(Figure contents as structured data)
↓↓↓

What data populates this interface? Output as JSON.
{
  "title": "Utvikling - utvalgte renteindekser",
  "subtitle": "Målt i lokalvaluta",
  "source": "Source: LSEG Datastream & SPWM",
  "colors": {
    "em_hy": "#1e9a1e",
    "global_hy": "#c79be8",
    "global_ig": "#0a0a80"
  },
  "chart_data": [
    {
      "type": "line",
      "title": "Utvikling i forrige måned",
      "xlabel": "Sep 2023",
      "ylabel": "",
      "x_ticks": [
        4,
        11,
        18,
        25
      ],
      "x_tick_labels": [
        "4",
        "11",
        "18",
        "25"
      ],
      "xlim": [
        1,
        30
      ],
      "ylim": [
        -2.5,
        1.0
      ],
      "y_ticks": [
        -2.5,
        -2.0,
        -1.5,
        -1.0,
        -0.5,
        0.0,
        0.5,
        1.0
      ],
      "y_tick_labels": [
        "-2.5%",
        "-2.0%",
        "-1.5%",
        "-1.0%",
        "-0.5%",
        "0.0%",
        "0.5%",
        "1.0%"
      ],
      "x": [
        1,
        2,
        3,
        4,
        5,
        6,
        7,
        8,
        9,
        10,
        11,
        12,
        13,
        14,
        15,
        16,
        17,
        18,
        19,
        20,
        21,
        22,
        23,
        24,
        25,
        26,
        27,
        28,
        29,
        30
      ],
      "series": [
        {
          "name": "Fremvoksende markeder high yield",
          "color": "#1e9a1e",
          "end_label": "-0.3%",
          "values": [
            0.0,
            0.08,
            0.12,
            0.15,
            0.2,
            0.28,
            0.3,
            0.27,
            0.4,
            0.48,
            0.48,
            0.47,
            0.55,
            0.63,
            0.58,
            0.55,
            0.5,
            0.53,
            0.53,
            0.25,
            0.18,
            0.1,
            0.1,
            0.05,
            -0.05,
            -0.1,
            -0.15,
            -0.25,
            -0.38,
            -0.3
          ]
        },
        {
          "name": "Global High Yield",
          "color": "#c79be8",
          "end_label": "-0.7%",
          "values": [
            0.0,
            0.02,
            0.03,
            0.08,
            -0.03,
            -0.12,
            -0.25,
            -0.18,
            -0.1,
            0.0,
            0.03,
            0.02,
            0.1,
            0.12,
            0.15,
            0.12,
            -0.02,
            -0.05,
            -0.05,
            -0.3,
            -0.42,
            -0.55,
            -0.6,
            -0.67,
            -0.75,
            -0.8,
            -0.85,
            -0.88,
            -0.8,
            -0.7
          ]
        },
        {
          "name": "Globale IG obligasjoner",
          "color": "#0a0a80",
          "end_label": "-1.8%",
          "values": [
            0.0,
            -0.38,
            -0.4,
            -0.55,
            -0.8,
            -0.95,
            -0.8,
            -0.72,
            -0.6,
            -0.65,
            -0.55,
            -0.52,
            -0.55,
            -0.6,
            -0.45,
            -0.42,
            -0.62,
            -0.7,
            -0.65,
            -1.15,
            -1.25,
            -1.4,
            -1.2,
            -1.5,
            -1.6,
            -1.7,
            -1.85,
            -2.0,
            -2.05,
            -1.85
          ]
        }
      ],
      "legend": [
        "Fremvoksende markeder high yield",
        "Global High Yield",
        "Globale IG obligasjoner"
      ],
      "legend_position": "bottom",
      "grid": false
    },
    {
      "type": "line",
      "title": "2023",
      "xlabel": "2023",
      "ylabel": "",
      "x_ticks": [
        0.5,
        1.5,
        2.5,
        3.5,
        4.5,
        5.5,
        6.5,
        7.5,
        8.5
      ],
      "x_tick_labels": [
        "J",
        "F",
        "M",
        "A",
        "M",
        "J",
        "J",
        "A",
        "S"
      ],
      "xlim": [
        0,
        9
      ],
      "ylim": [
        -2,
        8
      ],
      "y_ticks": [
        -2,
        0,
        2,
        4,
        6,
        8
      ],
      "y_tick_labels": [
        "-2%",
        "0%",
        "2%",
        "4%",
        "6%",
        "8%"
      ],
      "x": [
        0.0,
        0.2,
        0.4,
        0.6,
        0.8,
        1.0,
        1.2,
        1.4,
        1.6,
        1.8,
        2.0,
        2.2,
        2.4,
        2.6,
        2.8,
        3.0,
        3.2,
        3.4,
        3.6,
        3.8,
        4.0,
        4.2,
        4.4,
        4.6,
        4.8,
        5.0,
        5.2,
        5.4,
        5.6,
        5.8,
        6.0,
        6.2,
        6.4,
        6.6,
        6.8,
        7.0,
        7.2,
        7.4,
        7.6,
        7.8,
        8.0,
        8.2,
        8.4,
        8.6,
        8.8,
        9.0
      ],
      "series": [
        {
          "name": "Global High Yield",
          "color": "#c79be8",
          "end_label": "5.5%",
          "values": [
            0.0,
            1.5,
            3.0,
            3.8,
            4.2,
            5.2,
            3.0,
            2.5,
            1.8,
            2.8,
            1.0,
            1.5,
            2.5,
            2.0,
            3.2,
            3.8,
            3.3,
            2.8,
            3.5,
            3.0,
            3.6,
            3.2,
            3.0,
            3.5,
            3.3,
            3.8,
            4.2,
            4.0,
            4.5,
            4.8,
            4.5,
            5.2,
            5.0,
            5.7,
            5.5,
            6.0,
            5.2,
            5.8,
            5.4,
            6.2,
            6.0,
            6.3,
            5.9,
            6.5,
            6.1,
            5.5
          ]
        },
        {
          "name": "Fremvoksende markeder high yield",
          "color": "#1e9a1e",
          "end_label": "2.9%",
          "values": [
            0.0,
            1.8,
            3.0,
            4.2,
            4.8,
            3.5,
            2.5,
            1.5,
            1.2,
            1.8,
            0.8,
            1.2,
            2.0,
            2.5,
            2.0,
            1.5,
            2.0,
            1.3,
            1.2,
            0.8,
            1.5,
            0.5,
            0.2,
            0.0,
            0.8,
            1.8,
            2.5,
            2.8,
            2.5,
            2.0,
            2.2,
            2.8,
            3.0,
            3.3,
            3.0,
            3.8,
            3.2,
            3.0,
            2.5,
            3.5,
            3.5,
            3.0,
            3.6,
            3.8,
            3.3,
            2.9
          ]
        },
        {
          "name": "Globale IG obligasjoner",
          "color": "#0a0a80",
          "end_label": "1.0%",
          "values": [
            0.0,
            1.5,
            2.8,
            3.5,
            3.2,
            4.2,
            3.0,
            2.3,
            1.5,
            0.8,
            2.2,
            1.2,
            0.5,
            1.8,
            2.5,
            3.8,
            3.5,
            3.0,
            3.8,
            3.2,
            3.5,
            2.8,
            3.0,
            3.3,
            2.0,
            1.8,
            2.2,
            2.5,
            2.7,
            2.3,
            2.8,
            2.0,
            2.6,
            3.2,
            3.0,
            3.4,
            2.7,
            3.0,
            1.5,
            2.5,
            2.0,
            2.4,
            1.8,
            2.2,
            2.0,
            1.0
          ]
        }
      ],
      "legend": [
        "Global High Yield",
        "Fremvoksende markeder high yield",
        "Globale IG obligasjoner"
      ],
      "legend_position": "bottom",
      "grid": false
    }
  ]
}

↑↑↑

● **Directive**: Return the whole listing exactly, with every line included.

● **Problem solution**:
What data populates this interface? Output as JSON.
{
  "title": "Utvikling - utvalgte renteindekser",
  "subtitle": "Målt i lokalvaluta",
  "source": "Source: LSEG Datastream & SPWM",
  "colors": {
    "em_hy": "#1e9a1e",
    "global_hy": "#c79be8",
    "global_ig": "#0a0a80"
  },
  "chart_data": [
    {
      "type": "line",
      "title": "Utvikling i forrige måned",
      "xlabel": "Sep 2023",
      "ylabel": "",
      "x_ticks": [
        4,
        11,
        18,
        25
      ],
      "x_tick_labels": [
        "4",
        "11",
        "18",
        "25"
      ],
      "xlim": [
        1,
        30
      ],
      "ylim": [
        -2.5,
        1.0
      ],
      "y_ticks": [
        -2.5,
        -2.0,
        -1.5,
        -1.0,
        -0.5,
        0.0,
        0.5,
        1.0
      ],
      "y_tick_labels": [
        "-2.5%",
        "-2.0%",
        "-1.5%",
        "-1.0%",
        "-0.5%",
        "0.0%",
        "0.5%",
        "1.0%"
      ],
      "x": [
        1,
        2,
        3,
        4,
        5,
        6,
        7,
        8,
        9,
        10,
        11,
        12,
        13,
        14,
        15,
        16,
        17,
        18,
        19,
        20,
        21,
        22,
        23,
        24,
        25,
        26,
        27,
        28,
        29,
        30
      ],
      "series": [
        {
          "name": "Fremvoksende markeder high yield",
          "color": "#1e9a1e",
          "end_label": "-0.3%",
          "values": [
            0.0,
            0.08,
            0.12,
            0.15,
            0.2,
            0.28,
            0.3,
            0.27,
            0.4,
            0.48,
            0.48,
            0.47,
            0.55,
            0.63,
            0.58,
            0.55,
            0.5,
            0.53,
            0.53,
            0.25,
            0.18,
            0.1,
            0.1,
            0.05,
            -0.05,
            -0.1,
            -0.15,
            -0.25,
            -0.38,
            -0.3
          ]
        },
        {
          "name": "Global High Yield",
          "color": "#c79be8",
          "end_label": "-0.7%",
          "values": [
            0.0,
            0.02,
            0.03,
            0.08,
            -0.03,
            -0.12,
            -0.25,
            -0.18,
            -0.1,
            0.0,
            0.03,
            0.02,
            0.1,
            0.12,
            0.15,
            0.12,
            -0.02,
            -0.05,
            -0.05,
            -0.3,
            -0.42,
            -0.55,
            -0.6,
            -0.67,
            -0.75,
            -0.8,
            -0.85,
            -0.88,
            -0.8,
            -0.7
          ]
        },
        {
          "name": "Globale IG obligasjoner",
          "color": "#0a0a80",
          "end_label": "-1.8%",
          "values": [
            0.0,
            -0.38,
            -0.4,
            -0.55,
            -0.8,
            -0.95,
            -0.8,
            -0.72,
            -0.6,
            -0.65,
            -0.55,
            -0.52,
            -0.55,
            -0.6,
            -0.45,
            -0.42,
            -0.62,
            -0.7,
            -0.65,
            -1.15,
            -1.25,
            -1.4,
            -1.2,
            -1.5,
            -1.6,
            -1.7,
            -1.85,
            -2.0,
            -2.05,
            -1.85
          ]
        }
      ],
      "legend": [
        "Fremvoksende markeder high yield",
        "Global High Yield",
        "Globale IG obligasjoner"
      ],
      "legend_position": "bottom",
      "grid": false
    },
    {
      "type": "line",
      "title": "2023",
      "xlabel": "2023",
      "ylabel": "",
      "x_ticks": [
        0.5,
        1.5,
        2.5,
        3.5,
        4.5,
        5.5,
        6.5,
        7.5,
        8.5
      ],
      "x_tick_labels": [
        "J",
        "F",
        "M",
        "A",
        "M",
        "J",
        "J",
        "A",
        "S"
      ],
      "xlim": [
        0,
        9
      ],
      "ylim": [
        -2,
        8
      ],
      "y_ticks": [
        -2,
        0,
        2,
        4,
        6,
        8
      ],
      "y_tick_labels": [
        "-2%",
        "0%",
        "2%",
        "4%",
        "6%",
        "8%"
      ],
      "x": [
        0.0,
        0.2,
        0.4,
        0.6,
        0.8,
        1.0,
        1.2,
        1.4,
        1.6,
        1.8,
        2.0,
        2.2,
        2.4,
        2.6,
        2.8,
        3.0,
        3.2,
        3.4,
        3.6,
        3.8,
        4.0,
        4.2,
        4.4,
        4.6,
        4.8,
        5.0,
        5.2,
        5.4,
        5.6,
        5.8,
        6.0,
        6.2,
        6.4,
        6.6,
        6.8,
        7.0,
        7.2,
        7.4,
        7.6,
        7.8,
        8.0,
        8.2,
        8.4,
        8.6,
        8.8,
        9.0
      ],
      "series": [
        {
          "name": "Global High Yield",
          "color": "#c79be8",
          "end_label": "5.5%",
          "values": [
            0.0,
            1.5,
            3.0,
            3.8,
            4.2,
            5.2,
            3.0,
            2.5,
            1.8,
            2.8,
            1.0,
            1.5,
            2.5,
            2.0,
            3.2,
            3.8,
            3.3,
            2.8,
            3.5,
            3.0,
            3.6,
            3.2,
            3.0,
            3.5,
            3.3,
            3.8,
            4.2,
            4.0,
            4.5,
            4.8,
            4.5,
            5.2,
            5.0,
            5.7,
            5.5,
            6.0,
            5.2,
            5.8,
            5.4,
            6.2,
            6.0,
            6.3,
            5.9,
            6.5,
            6.1,
            5.5
          ]
        },
        {
          "name": "Fremvoksende markeder high yield",
          "color": "#1e9a1e",
          "end_label": "2.9%",
          "values": [
            0.0,
            1.8,
            3.0,
            4.2,
            4.8,
            3.5,
            2.5,
            1.5,
            1.2,
            1.8,
            0.8,
            1.2,
            2.0,
            2.5,
            2.0,
            1.5,
            2.0,
            1.3,
            1.2,
            0.8,
            1.5,
            0.5,
            0.2,
            0.0,
            0.8,
            1.8,
            2.5,
            2.8,
            2.5,
            2.0,
            2.2,
            2.8,
            3.0,
            3.3,
            3.0,
            3.8,
            3.2,
            3.0,
            2.5,
            3.5,
            3.5,
            3.0,
            3.6,
            3.8,
            3.3,
            2.9
          ]
        },
        {
          "name": "Globale IG obligasjoner",
          "color": "#0a0a80",
          "end_label": "1.0%",
          "values": [
            0.0,
            1.5,
            2.8,
            3.5,
            3.2,
            4.2,
            3.0,
            2.3,
            1.5,
            0.8,
            2.2,
            1.2,
            0.5,
            1.8,
            2.5,
            3.8,
            3.5,
            3.0,
            3.8,
            3.2,
            3.5,
            2.8,
            3.0,
            3.3,
            2.0,
            1.8,
            2.2,
            2.5,
            2.7,
            2.3,
            2.8,
            2.0,
            2.6,
            3.2,
            3.0,
            3.4,
            2.7,
            3.0,
            1.5,
            2.5,
            2.0,
            2.4,
            1.8,
            2.2,
            2.0,
            1.0
          ]
        }
      ],
      "legend": [
        "Global High Yield",
        "Fremvoksende markeder high yield",
        "Globale IG obligasjoner"
      ],
      "legend_position": "bottom",
      "grid": false
    }
  ]
}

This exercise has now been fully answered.